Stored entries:
-*-*-

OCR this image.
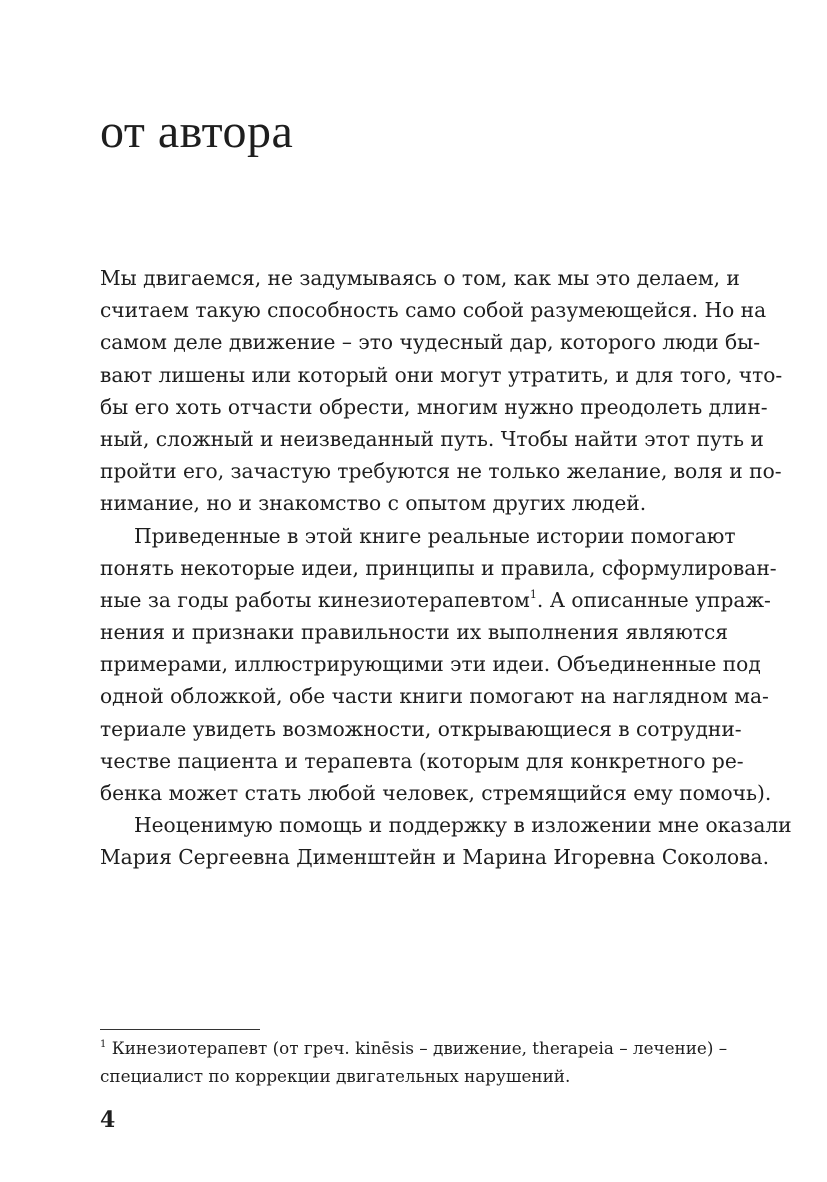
от автора
Мы двигаемся, не задумываясь о том, как мы это делаем, и
считаем такую способность само собой разумеющейся. Но на
самом деле движение – это чудесный дар, которого люди бы-
вают лишены или который они могут утратить, и для того, что-
бы его хоть отчасти обрести, многим нужно преодолеть длин-
ный, сложный и неизведанный путь. Чтобы найти этот путь и
пройти его, зачастую требуются не только желание, воля и по-
нимание, но и знакомство с опытом других людей.
Приведенные в этой книге реальные истории помогают
понять некоторые идеи, принципы и правила, сформулирован-
ные за годы работы кинезиотерапевтом$^1$. А описанные упраж-
нения и признаки правильности их выполнения являются
примерами, иллюстрирующими эти идеи. Объединенные под
одной обложкой, обе части книги помогают на наглядном ма-
териале увидеть возможности, открывающиеся в сотрудни-
честве пациента и терапевта (которым для конкретного ре-
бенка может стать любой человек, стремящийся ему помочь).
Неоценимую помощь и поддержку в изложении мне оказали
Мария Сергеевна Дименштейн и Марина Игоревна Соколова.
$^1$ Кинезиотерапевт (от греч. kinēsis – движение, therapeia – лечение) –
специалист по коррекции двигательных нарушений.
4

-*-*-

■ Directions: Could you reproduce every record above exactly, leaving out the pictures?

■ Task response:
OCR this image.
от автора
Мы двигаемся, не задумываясь о том, как мы это делаем, и
считаем такую способность само собой разумеющейся. Но на
самом деле движение – это чудесный дар, которого люди бы-
вают лишены или который они могут утратить, и для того, что-
бы его хоть отчасти обрести, многим нужно преодолеть длин-
ный, сложный и неизведанный путь. Чтобы найти этот путь и
пройти его, зачастую требуются не только желание, воля и по-
нимание, но и знакомство с опытом других людей.
Приведенные в этой книге реальные истории помогают
понять некоторые идеи, принципы и правила, сформулирован-
ные за годы работы кинезиотерапевтом$^1$. А описанные упраж-
нения и признаки правильности их выполнения являются
примерами, иллюстрирующими эти идеи. Объединенные под
одной обложкой, обе части книги помогают на наглядном ма-
териале увидеть возможности, открывающиеся в сотрудни-
честве пациента и терапевта (которым для конкретного ре-
бенка может стать любой человек, стремящийся ему помочь).
Неоценимую помощь и поддержку в изложении мне оказали
Мария Сергеевна Дименштейн и Марина Игоревна Соколова.
$^1$ Кинезиотерапевт (от греч. kinēsis – движение, therapeia – лечение) –
специалист по коррекции двигательных нарушений.
4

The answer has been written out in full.